→ TASK STATEMENT:
Would you return the complete listing below word for word?
>>
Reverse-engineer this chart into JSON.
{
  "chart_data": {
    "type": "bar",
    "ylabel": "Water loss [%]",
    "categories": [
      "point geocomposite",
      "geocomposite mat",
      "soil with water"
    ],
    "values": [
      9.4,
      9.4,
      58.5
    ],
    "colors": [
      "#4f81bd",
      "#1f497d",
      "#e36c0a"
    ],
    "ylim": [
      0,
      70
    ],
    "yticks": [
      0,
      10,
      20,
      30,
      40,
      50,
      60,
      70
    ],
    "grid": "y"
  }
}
<<
→ REPLY:
Reverse-engineer this chart into JSON.
{
  "chart_data": {
    "type": "bar",
    "ylabel": "Water loss [%]",
    "categories": [
      "point geocomposite",
      "geocomposite mat",
      "soil with water"
    ],
    "values": [
      9.4,
      9.4,
      58.5
    ],
    "colors": [
      "#4f81bd",
      "#1f497d",
      "#e36c0a"
    ],
    "ylim": [
      0,
      70
    ],
    "yticks": [
      0,
      10,
      20,
      30,
      40,
      50,
      60,
      70
    ],
    "grid": "y"
  }
}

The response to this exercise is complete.